● **Rows**
====
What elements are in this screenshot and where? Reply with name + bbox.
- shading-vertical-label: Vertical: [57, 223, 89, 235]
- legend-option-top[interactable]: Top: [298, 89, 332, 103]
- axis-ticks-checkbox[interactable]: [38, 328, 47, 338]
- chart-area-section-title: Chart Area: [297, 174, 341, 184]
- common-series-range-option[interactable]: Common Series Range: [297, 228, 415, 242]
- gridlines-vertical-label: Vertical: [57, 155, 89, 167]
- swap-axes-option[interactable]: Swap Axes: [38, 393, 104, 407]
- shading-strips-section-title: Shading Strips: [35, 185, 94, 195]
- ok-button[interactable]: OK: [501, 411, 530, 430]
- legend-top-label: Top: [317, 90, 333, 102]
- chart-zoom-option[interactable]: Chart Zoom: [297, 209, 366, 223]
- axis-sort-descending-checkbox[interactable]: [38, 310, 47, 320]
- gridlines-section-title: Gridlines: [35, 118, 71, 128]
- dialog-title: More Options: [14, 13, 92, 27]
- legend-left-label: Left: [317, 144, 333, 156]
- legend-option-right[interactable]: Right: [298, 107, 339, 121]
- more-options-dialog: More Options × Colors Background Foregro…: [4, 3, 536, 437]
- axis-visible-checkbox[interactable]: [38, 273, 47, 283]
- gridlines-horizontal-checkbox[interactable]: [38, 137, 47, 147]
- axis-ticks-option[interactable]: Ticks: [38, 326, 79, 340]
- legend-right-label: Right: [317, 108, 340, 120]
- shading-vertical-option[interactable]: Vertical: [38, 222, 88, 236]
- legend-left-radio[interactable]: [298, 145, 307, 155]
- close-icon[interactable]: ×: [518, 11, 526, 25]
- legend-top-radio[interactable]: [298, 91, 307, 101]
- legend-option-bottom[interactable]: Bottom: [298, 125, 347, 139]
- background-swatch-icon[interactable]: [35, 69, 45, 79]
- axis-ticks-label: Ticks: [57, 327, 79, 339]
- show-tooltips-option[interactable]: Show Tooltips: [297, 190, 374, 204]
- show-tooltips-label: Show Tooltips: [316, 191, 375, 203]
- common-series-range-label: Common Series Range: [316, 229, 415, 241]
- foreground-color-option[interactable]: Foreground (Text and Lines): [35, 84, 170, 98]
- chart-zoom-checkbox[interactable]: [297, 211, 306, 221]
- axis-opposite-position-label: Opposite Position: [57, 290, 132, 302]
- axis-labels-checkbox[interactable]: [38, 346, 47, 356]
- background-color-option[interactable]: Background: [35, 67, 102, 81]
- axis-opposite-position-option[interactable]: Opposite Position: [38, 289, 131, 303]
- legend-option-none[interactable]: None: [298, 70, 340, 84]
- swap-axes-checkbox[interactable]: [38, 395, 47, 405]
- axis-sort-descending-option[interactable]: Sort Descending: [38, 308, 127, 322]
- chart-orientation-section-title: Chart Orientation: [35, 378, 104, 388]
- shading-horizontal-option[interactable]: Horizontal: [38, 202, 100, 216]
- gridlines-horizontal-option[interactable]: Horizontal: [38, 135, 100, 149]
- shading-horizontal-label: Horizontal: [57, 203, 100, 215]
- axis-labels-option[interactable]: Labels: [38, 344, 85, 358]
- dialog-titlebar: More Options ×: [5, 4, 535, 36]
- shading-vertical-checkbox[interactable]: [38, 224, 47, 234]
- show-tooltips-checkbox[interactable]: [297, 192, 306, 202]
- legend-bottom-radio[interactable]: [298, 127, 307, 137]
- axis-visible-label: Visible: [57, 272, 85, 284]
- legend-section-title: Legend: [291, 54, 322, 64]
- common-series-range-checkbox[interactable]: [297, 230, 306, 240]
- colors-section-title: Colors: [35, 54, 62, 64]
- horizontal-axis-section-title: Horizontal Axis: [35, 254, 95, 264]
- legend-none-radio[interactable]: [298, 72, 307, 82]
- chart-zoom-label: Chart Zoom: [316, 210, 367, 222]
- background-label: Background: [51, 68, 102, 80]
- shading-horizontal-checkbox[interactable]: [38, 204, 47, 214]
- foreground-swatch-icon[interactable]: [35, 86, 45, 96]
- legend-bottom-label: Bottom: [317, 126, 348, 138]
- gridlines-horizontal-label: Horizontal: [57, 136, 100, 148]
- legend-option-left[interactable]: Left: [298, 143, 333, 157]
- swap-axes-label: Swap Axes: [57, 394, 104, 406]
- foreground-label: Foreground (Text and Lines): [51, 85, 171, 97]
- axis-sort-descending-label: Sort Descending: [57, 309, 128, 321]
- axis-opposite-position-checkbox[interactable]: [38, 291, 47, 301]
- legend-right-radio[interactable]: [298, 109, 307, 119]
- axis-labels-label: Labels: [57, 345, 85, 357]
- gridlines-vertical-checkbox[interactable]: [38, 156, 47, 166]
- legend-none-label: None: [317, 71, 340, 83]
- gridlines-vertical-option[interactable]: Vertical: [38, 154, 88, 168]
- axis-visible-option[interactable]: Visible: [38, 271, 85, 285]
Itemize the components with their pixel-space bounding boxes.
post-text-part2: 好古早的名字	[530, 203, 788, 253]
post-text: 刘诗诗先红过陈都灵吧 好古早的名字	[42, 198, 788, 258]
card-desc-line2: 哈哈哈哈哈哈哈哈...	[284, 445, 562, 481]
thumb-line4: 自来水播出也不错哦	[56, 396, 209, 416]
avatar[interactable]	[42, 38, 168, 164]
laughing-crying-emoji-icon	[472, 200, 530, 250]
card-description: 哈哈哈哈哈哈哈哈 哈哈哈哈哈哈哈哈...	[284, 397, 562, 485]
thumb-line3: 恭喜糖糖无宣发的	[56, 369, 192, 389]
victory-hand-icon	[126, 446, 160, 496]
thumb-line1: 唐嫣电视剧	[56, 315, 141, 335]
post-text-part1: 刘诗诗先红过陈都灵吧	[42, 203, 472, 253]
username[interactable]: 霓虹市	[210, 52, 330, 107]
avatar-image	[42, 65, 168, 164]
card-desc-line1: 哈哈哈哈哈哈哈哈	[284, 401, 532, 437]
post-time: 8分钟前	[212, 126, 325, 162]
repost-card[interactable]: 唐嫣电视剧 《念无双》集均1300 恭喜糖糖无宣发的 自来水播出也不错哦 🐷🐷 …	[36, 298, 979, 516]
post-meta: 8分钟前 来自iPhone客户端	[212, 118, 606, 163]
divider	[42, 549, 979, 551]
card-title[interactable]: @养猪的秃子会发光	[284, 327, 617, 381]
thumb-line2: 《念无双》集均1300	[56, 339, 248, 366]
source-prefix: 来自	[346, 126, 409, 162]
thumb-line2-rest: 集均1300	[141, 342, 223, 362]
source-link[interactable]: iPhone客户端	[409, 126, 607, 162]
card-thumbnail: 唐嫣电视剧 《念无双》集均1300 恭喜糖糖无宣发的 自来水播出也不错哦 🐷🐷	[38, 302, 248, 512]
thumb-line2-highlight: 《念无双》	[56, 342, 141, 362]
====
● **Exercise prompt**
Rewrite all of the entries, renaming "Swap Axes" to "Exchange Axes" and leaving everything else unchanged.

● **The reply**
What elements are in this screenshot and where? Reply with name + bbox.
- shading-vertical-label: Vertical: [57, 223, 89, 235]
- legend-option-top[interactable]: Top: [298, 89, 332, 103]
- axis-ticks-checkbox[interactable]: [38, 328, 47, 338]
- chart-area-section-title: Chart Area: [297, 174, 341, 184]
- common-series-range-option[interactable]: Common Series Range: [297, 228, 415, 242]
- gridlines-vertical-label: Vertical: [57, 155, 89, 167]
- swap-axes-option[interactable]: Exchange Axes: [38, 393, 104, 407]
- shading-strips-section-title: Shading Strips: [35, 185, 94, 195]
- ok-button[interactable]: OK: [501, 411, 530, 430]
- legend-top-label: Top: [317, 90, 333, 102]
- chart-zoom-option[interactable]: Chart Zoom: [297, 209, 366, 223]
- axis-sort-descending-checkbox[interactable]: [38, 310, 47, 320]
- gridlines-section-title: Gridlines: [35, 118, 71, 128]
- dialog-title: More Options: [14, 13, 92, 27]
- legend-left-label: Left: [317, 144, 333, 156]
- legend-option-right[interactable]: Right: [298, 107, 339, 121]
- more-options-dialog: More Options × Colors Background Foregro…: [4, 3, 536, 437]
- axis-visible-checkbox[interactable]: [38, 273, 47, 283]
- gridlines-horizontal-checkbox[interactable]: [38, 137, 47, 147]
- axis-ticks-option[interactable]: Ticks: [38, 326, 79, 340]
- legend-right-label: Right: [317, 108, 340, 120]
- shading-vertical-option[interactable]: Vertical: [38, 222, 88, 236]
- legend-left-radio[interactable]: [298, 145, 307, 155]
- close-icon[interactable]: ×: [518, 11, 526, 25]
- legend-top-radio[interactable]: [298, 91, 307, 101]
- legend-option-bottom[interactable]: Bottom: [298, 125, 347, 139]
- background-swatch-icon[interactable]: [35, 69, 45, 79]
- axis-ticks-label: Ticks: [57, 327, 79, 339]
- show-tooltips-option[interactable]: Show Tooltips: [297, 190, 374, 204]
- show-tooltips-label: Show Tooltips: [316, 191, 375, 203]
- common-series-range-label: Common Series Range: [316, 229, 415, 241]
- foreground-color-option[interactable]: Foreground (Text and Lines): [35, 84, 170, 98]
- chart-zoom-checkbox[interactable]: [297, 211, 306, 221]
- axis-opposite-position-label: Opposite Position: [57, 290, 132, 302]
- axis-labels-checkbox[interactable]: [38, 346, 47, 356]
- background-color-option[interactable]: Background: [35, 67, 102, 81]
- axis-opposite-position-option[interactable]: Opposite Position: [38, 289, 131, 303]
- legend-option-none[interactable]: None: [298, 70, 340, 84]
- swap-axes-checkbox[interactable]: [38, 395, 47, 405]
- axis-sort-descending-option[interactable]: Sort Descending: [38, 308, 127, 322]
- chart-orientation-section-title: Chart Orientation: [35, 378, 104, 388]
- shading-horizontal-option[interactable]: Horizontal: [38, 202, 100, 216]
- gridlines-horizontal-option[interactable]: Horizontal: [38, 135, 100, 149]
- shading-horizontal-label: Horizontal: [57, 203, 100, 215]
- axis-labels-option[interactable]: Labels: [38, 344, 85, 358]
- dialog-titlebar: More Options ×: [5, 4, 535, 36]
- shading-vertical-checkbox[interactable]: [38, 224, 47, 234]
- show-tooltips-checkbox[interactable]: [297, 192, 306, 202]
- legend-bottom-radio[interactable]: [298, 127, 307, 137]
- axis-visible-label: Visible: [57, 272, 85, 284]
- legend-section-title: Legend: [291, 54, 322, 64]
- common-series-range-checkbox[interactable]: [297, 230, 306, 240]
- colors-section-title: Colors: [35, 54, 62, 64]
- horizontal-axis-section-title: Horizontal Axis: [35, 254, 95, 264]
- legend-none-radio[interactable]: [298, 72, 307, 82]
- chart-zoom-label: Chart Zoom: [316, 210, 367, 222]
- background-label: Background: [51, 68, 102, 80]
- shading-horizontal-checkbox[interactable]: [38, 204, 47, 214]
- foreground-swatch-icon[interactable]: [35, 86, 45, 96]
- legend-bottom-label: Bottom: [317, 126, 348, 138]
- gridlines-horizontal-label: Horizontal: [57, 136, 100, 148]
- legend-option-left[interactable]: Left: [298, 143, 333, 157]
- swap-axes-label: Exchange Axes: [57, 394, 104, 406]
- foreground-label: Foreground (Text and Lines): [51, 85, 171, 97]
- axis-sort-descending-label: Sort Descending: [57, 309, 128, 321]
- axis-opposite-position-checkbox[interactable]: [38, 291, 47, 301]
- legend-right-radio[interactable]: [298, 109, 307, 119]
- axis-labels-label: Labels: [57, 345, 85, 357]
- gridlines-vertical-checkbox[interactable]: [38, 156, 47, 166]
- legend-none-label: None: [317, 71, 340, 83]
- gridlines-vertical-option[interactable]: Vertical: [38, 154, 88, 168]
- axis-visible-option[interactable]: Visible: [38, 271, 85, 285]
Itemize the components with their pixel-space bounding boxes.
post-text-part2: 好古早的名字	[530, 203, 788, 253]
post-text: 刘诗诗先红过陈都灵吧 好古早的名字	[42, 198, 788, 258]
card-desc-line2: 哈哈哈哈哈哈哈哈...	[284, 445, 562, 481]
thumb-line4: 自来水播出也不错哦	[56, 396, 209, 416]
avatar[interactable]	[42, 38, 168, 164]
laughing-crying-emoji-icon	[472, 200, 530, 250]
card-description: 哈哈哈哈哈哈哈哈 哈哈哈哈哈哈哈哈...	[284, 397, 562, 485]
thumb-line3: 恭喜糖糖无宣发的	[56, 369, 192, 389]
victory-hand-icon	[126, 446, 160, 496]
thumb-line1: 唐嫣电视剧	[56, 315, 141, 335]
post-text-part1: 刘诗诗先红过陈都灵吧	[42, 203, 472, 253]
username[interactable]: 霓虹市	[210, 52, 330, 107]
avatar-image	[42, 65, 168, 164]
card-desc-line1: 哈哈哈哈哈哈哈哈	[284, 401, 532, 437]
post-time: 8分钟前	[212, 126, 325, 162]
repost-card[interactable]: 唐嫣电视剧 《念无双》集均1300 恭喜糖糖无宣发的 自来水播出也不错哦 🐷🐷 …	[36, 298, 979, 516]
post-meta: 8分钟前 来自iPhone客户端	[212, 118, 606, 163]
divider	[42, 549, 979, 551]
card-title[interactable]: @养猪的秃子会发光	[284, 327, 617, 381]
thumb-line2: 《念无双》集均1300	[56, 339, 248, 366]
source-prefix: 来自	[346, 126, 409, 162]
thumb-line2-rest: 集均1300	[141, 342, 223, 362]
source-link[interactable]: iPhone客户端	[409, 126, 607, 162]
card-thumbnail: 唐嫣电视剧 《念无双》集均1300 恭喜糖糖无宣发的 自来水播出也不错哦 🐷🐷	[38, 302, 248, 512]
thumb-line2-highlight: 《念无双》	[56, 342, 141, 362]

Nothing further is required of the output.